------ The data ------

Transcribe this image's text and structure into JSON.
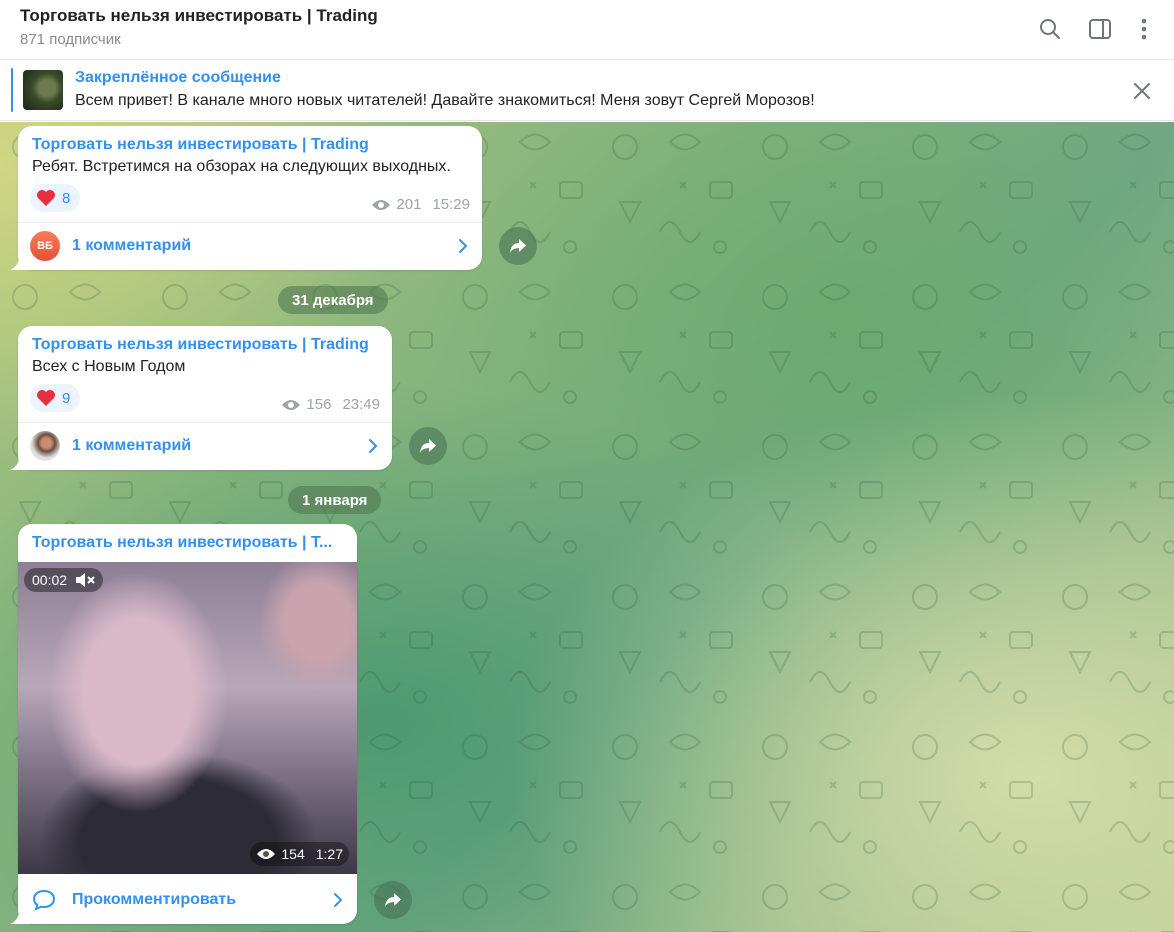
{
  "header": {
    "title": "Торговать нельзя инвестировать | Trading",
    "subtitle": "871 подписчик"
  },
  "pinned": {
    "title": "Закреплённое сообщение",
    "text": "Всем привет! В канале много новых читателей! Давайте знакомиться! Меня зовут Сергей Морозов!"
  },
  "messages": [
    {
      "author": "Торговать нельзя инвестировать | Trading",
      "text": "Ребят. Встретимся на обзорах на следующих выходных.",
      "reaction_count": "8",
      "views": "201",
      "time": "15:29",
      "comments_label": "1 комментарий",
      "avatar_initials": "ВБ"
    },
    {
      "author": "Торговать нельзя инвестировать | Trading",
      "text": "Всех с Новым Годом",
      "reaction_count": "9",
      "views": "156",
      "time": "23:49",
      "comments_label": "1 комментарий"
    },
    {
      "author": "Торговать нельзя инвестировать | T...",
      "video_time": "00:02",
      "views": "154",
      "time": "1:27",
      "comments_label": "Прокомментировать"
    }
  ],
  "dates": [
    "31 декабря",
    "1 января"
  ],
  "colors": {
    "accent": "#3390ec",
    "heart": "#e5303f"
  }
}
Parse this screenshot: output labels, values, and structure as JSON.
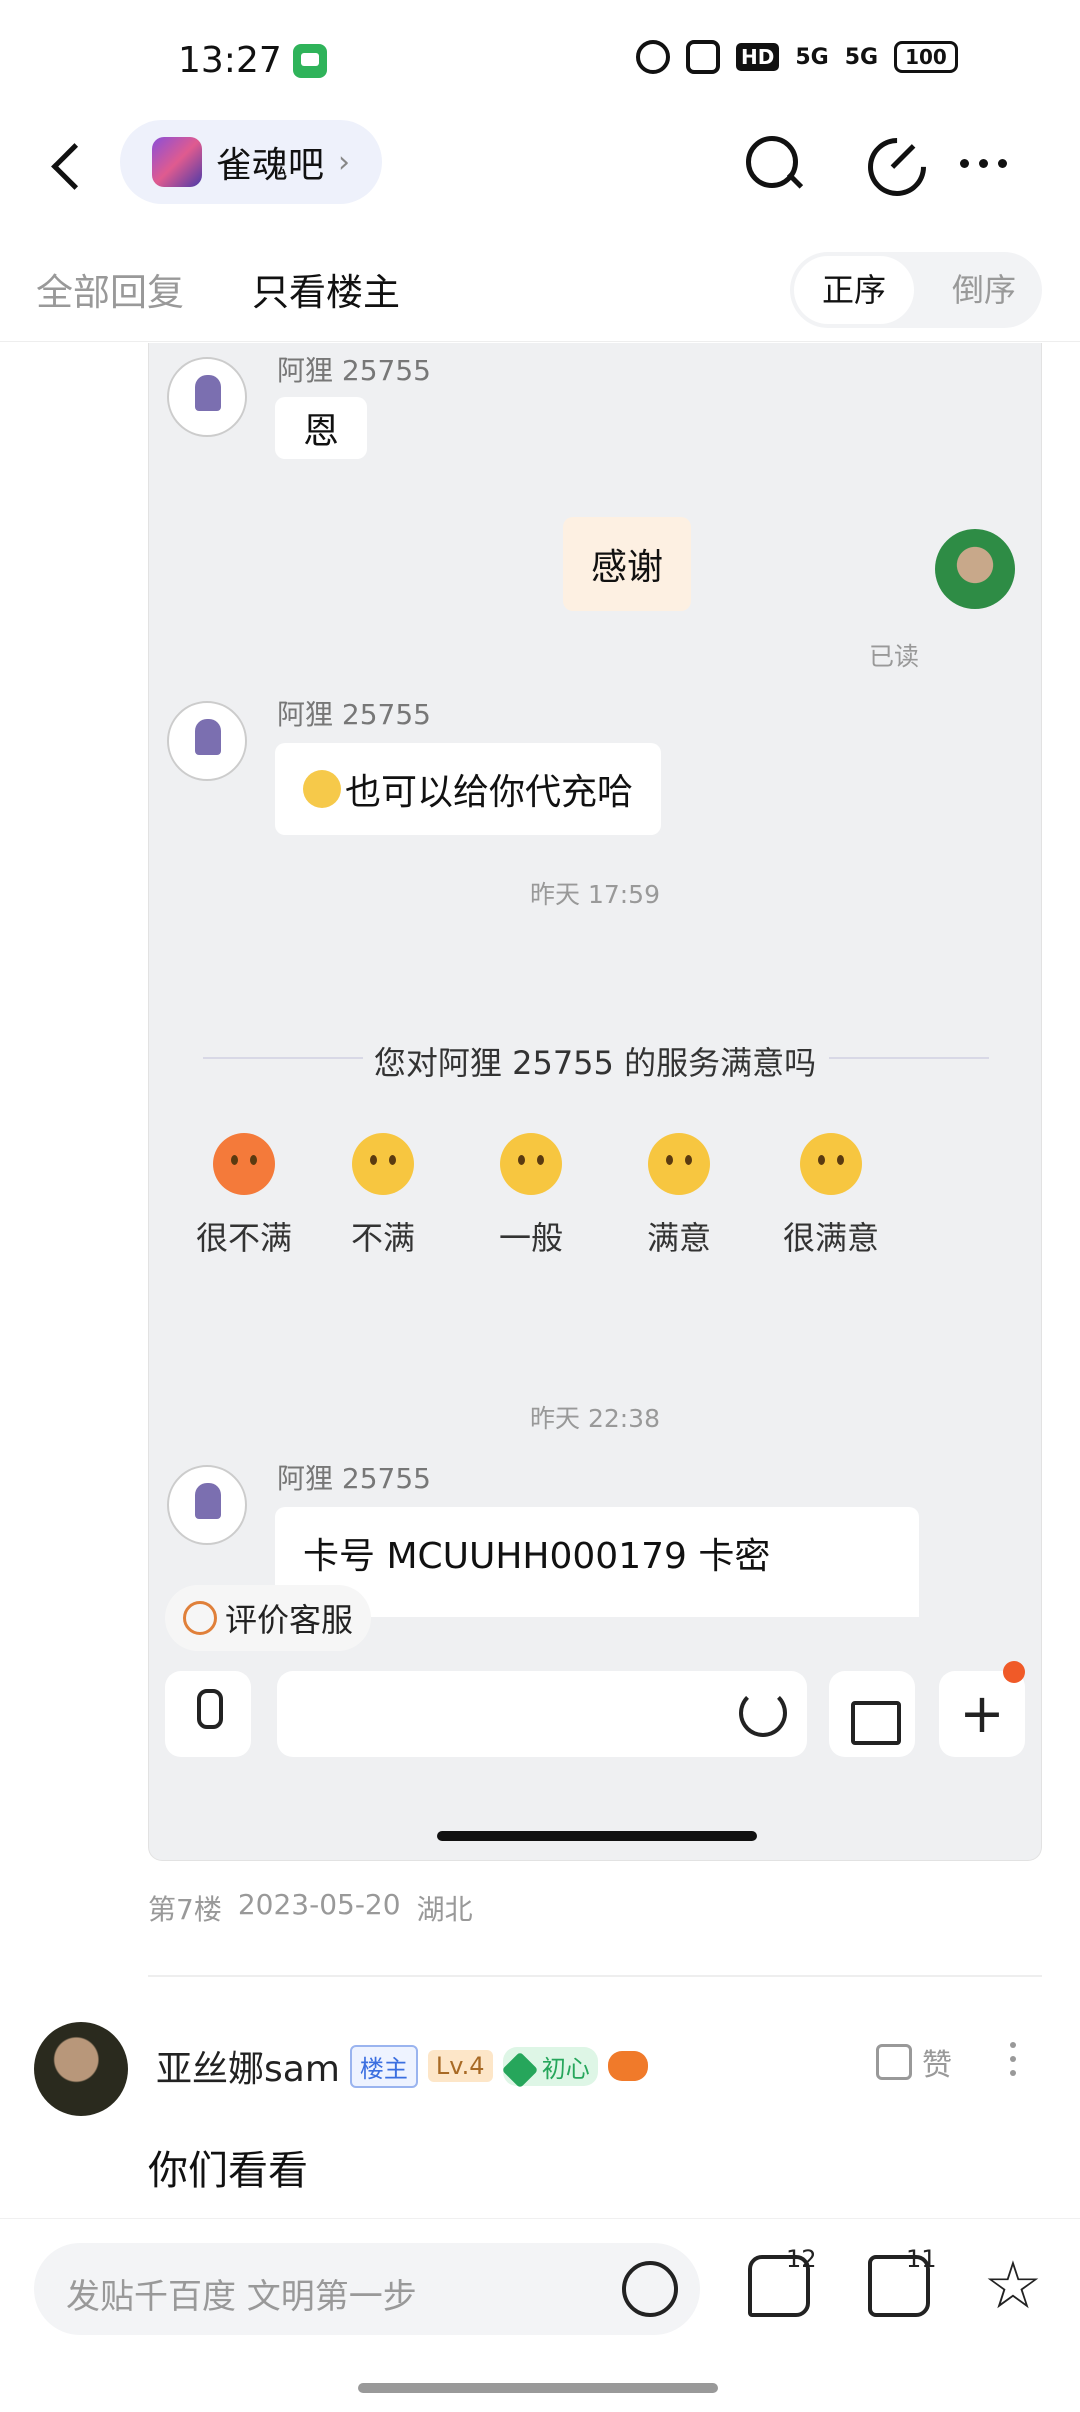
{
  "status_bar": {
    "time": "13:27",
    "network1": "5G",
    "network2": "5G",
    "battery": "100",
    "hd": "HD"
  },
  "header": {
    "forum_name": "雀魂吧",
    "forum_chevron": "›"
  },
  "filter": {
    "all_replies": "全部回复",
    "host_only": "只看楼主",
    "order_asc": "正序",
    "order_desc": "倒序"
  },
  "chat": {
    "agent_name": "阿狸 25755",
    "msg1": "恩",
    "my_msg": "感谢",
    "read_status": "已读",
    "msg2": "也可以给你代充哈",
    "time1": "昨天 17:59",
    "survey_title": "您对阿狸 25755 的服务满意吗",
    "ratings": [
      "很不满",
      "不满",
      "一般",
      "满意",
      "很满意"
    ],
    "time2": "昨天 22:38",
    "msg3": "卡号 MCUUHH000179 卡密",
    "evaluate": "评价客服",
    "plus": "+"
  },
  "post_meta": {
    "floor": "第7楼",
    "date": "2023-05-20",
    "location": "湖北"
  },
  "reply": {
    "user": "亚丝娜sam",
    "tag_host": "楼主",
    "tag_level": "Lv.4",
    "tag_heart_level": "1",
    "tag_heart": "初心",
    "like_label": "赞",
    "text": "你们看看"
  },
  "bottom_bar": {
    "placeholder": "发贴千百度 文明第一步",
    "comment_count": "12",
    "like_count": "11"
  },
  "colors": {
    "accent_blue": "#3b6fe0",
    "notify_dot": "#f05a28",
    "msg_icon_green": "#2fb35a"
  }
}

------

Aim
Reproduce every entry word for word, but omit the pictures.

Response below
Transcribe this image's text and structure into JSON.
{
  "header": {
    "title": "Торговать нельзя инвестировать | Trading",
    "subtitle": "871 подписчик"
  },
  "pinned": {
    "title": "Закреплённое сообщение",
    "text": "Всем привет! В канале много новых читателей! Давайте знакомиться! Меня зовут Сергей Морозов!"
  },
  "messages": [
    {
      "author": "Торговать нельзя инвестировать | Trading",
      "text": "Ребят. Встретимся на обзорах на следующих выходных.",
      "reaction_count": "8",
      "views": "201",
      "time": "15:29",
      "comments_label": "1 комментарий",
      "avatar_initials": "ВБ"
    },
    {
      "author": "Торговать нельзя инвестировать | Trading",
      "text": "Всех с Новым Годом",
      "reaction_count": "9",
      "views": "156",
      "time": "23:49",
      "comments_label": "1 комментарий"
    },
    {
      "author": "Торговать нельзя инвестировать | T...",
      "video_time": "00:02",
      "views": "154",
      "time": "1:27",
      "comments_label": "Прокомментировать"
    }
  ],
  "dates": [
    "31 декабря",
    "1 января"
  ],
  "colors": {
    "accent": "#3390ec",
    "heart": "#e5303f"
  }
}
Parse this screenshot: output labels, values, and structure as JSON.
{
  "status_bar": {
    "time": "13:27",
    "network1": "5G",
    "network2": "5G",
    "battery": "100",
    "hd": "HD"
  },
  "header": {
    "forum_name": "雀魂吧",
    "forum_chevron": "›"
  },
  "filter": {
    "all_replies": "全部回复",
    "host_only": "只看楼主",
    "order_asc": "正序",
    "order_desc": "倒序"
  },
  "chat": {
    "agent_name": "阿狸 25755",
    "msg1": "恩",
    "my_msg": "感谢",
    "read_status": "已读",
    "msg2": "也可以给你代充哈",
    "time1": "昨天 17:59",
    "survey_title": "您对阿狸 25755 的服务满意吗",
    "ratings": [
      "很不满",
      "不满",
      "一般",
      "满意",
      "很满意"
    ],
    "time2": "昨天 22:38",
    "msg3": "卡号 MCUUHH000179 卡密",
    "evaluate": "评价客服",
    "plus": "+"
  },
  "post_meta": {
    "floor": "第7楼",
    "date": "2023-05-20",
    "location": "湖北"
  },
  "reply": {
    "user": "亚丝娜sam",
    "tag_host": "楼主",
    "tag_level": "Lv.4",
    "tag_heart_level": "1",
    "tag_heart": "初心",
    "like_label": "赞",
    "text": "你们看看"
  },
  "bottom_bar": {
    "placeholder": "发贴千百度 文明第一步",
    "comment_count": "12",
    "like_count": "11"
  },
  "colors": {
    "accent_blue": "#3b6fe0",
    "notify_dot": "#f05a28",
    "msg_icon_green": "#2fb35a"
  }
}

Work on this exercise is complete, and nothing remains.